Completing his fair use analysis, Judge Leval finds that the fourth factor favors fair use because the ability to search the text of the book to determine whether it includes selected words does not act as a substitute for the books themselves, but does note that “[e]ven if the purpose of the copying is for a valuably transformative purpose, such copying might nonetheless harm the value of the copyrighted original if done in a manner that results in widespread revelation of sufficiently significant portions of the original as to make available a significantly competing substitute.” In the case of the Googel snippets – again as currently offered – he concludes that while this function might possibly cause the loss of some sales, as a whole there would not be significant effect on the potential market for the copyrighted work.
In addition to the fair use analysis, Judge Leval makes quick work of the plaintiffs’ argument that they have a derivate copyright interest in providing search and snippet functions as to their own works. He holds that “[t]he copyright resulting from the Plaintiffs’ authorship of their works does not include an exclusive right to furnish the kind of information about the works that Google’s programs provide to the public. For substantially the same reasons, the copyright that protects Plaintiffs’ works does not include an exclusive derivative right to supply such information through query of a digitized copy.” In other words, the right to create derivative works does not extend to “right to supply information about that work of the sort communicated by Google’s search functions.”

■ **PROVIDED DATA**

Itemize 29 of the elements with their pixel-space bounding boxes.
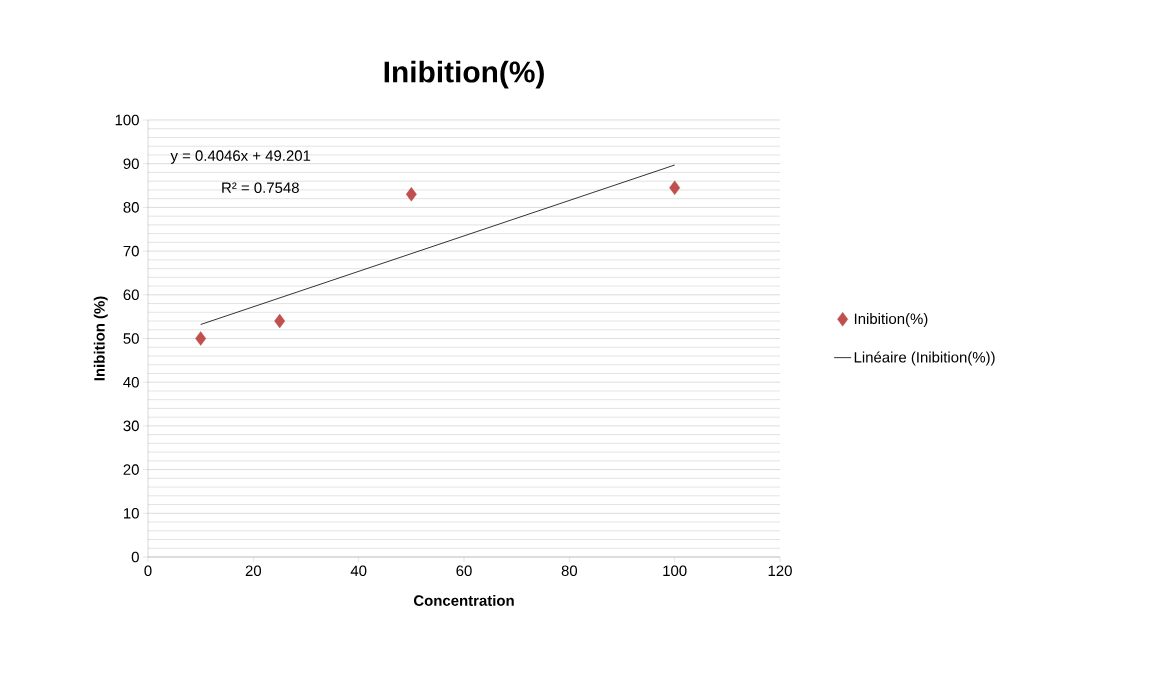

■ **AIM OF THE TASK**
Please carry on the passage about Judge Leval's fair use ruling on Google's book search, starting right after its last sentence.

■ **ANSWER TO THIS EXERCISE**
Judge Leval expresses sympathy for the plaintiffs’ remaining argument, that the storage by Google (presumably forever) of digitized copies of plaintiffs’ books risks exposure to hackers and pirates. However, ultimately he finds that the concern is simply not supported by the evidence in the record, which instead supported Google’s argument that the digital files were secure.
Distribution to Libraries
With respect to plaintiffs’ claim that Google violates their copyright by distributing digital copies to the libraries that provide physical copies for scanning, Judge Leval describes Google’s activity as the “creation for each library of a digital copy of that library’s already owned book in order to permit that library to make fair use through provision of digital searches,” and he then finds this use to be non-infringing. In other words, Judge Leval posits Google as a service provider that merely digitizes works for institutions that want to make fair use of those works. The plaintiffs, to the contrary, argued that Google could not convert potential fair uses by the institutions into fair use by Google, which created the digital copies for its own commercial purposes. Rather than addressing this point specifically, the Court’s decision merely brushes aside the possibility that the libraries might use the digital copies to infringe as speculative.
One of the plaintiffs’ most compelling arguments, albeit one that was difficult to make to an appellate court reviewing a fair use decision on a specific evidentiary record, was that a ruling in favor of Google would open the floodgates for other parties to engage in mass digitization without putting in place all of the controls Google employs.
We are likely in particular to see a similar push to expand the definition of “snippet”, especially as search is applied to other elements besides mere text. What portions of a video, for instance, might be returned as a search result without infringing, and how much video before and after that portion could be considered necessary for context?
As always, those who seek to use copyrighted works for new and different purposes without permission will need to consider carefully whether they are using only the portions of the underlying works necessary to serve those purposes, and copyright holders will need to carefully consider which uses by third parties truly impact the market for the original work.